Dataset excerpts:
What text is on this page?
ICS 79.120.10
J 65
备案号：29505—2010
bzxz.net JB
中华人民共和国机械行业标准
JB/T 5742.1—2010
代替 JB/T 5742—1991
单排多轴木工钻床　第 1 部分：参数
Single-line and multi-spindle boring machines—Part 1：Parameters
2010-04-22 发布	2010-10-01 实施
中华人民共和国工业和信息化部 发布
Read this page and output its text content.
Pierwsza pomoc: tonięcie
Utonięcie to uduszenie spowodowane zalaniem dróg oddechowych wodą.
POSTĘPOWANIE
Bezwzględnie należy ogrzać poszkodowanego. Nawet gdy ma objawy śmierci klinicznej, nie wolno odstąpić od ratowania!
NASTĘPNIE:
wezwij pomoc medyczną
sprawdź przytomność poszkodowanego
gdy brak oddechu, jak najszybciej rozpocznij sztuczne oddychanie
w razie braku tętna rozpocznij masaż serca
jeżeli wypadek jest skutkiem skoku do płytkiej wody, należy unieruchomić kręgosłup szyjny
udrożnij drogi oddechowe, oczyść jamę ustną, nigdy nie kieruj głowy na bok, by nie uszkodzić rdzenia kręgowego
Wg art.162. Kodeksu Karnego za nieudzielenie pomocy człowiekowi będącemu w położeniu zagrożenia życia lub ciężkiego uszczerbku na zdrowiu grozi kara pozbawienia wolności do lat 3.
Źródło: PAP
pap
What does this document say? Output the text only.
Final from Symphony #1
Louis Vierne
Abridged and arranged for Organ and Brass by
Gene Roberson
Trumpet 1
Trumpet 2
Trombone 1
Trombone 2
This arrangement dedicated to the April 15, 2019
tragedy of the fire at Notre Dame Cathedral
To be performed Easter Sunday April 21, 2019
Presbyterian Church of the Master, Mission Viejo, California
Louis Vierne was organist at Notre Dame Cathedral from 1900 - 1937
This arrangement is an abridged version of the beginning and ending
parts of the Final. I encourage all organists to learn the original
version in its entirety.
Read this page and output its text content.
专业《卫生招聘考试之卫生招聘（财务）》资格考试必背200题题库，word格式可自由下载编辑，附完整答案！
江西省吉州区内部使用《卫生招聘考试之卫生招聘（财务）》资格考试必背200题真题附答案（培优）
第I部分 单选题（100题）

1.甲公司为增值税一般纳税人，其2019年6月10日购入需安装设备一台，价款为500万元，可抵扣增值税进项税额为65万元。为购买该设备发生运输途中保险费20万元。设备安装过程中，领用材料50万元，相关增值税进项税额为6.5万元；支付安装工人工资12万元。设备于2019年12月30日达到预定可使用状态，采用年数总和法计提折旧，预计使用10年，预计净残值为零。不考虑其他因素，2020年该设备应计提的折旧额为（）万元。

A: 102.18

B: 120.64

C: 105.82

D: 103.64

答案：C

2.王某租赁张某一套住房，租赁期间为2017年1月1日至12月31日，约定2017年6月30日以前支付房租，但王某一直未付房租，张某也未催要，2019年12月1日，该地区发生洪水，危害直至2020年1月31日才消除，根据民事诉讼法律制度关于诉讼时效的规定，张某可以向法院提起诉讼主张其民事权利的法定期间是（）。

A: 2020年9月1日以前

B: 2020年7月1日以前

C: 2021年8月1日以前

Aim: Scan the material above for the string "arrangement" and report each line where you find it.

Result below:
This arrangement dedicated to the April 15, 2019
This arrangement is an abridged version of the beginning and ending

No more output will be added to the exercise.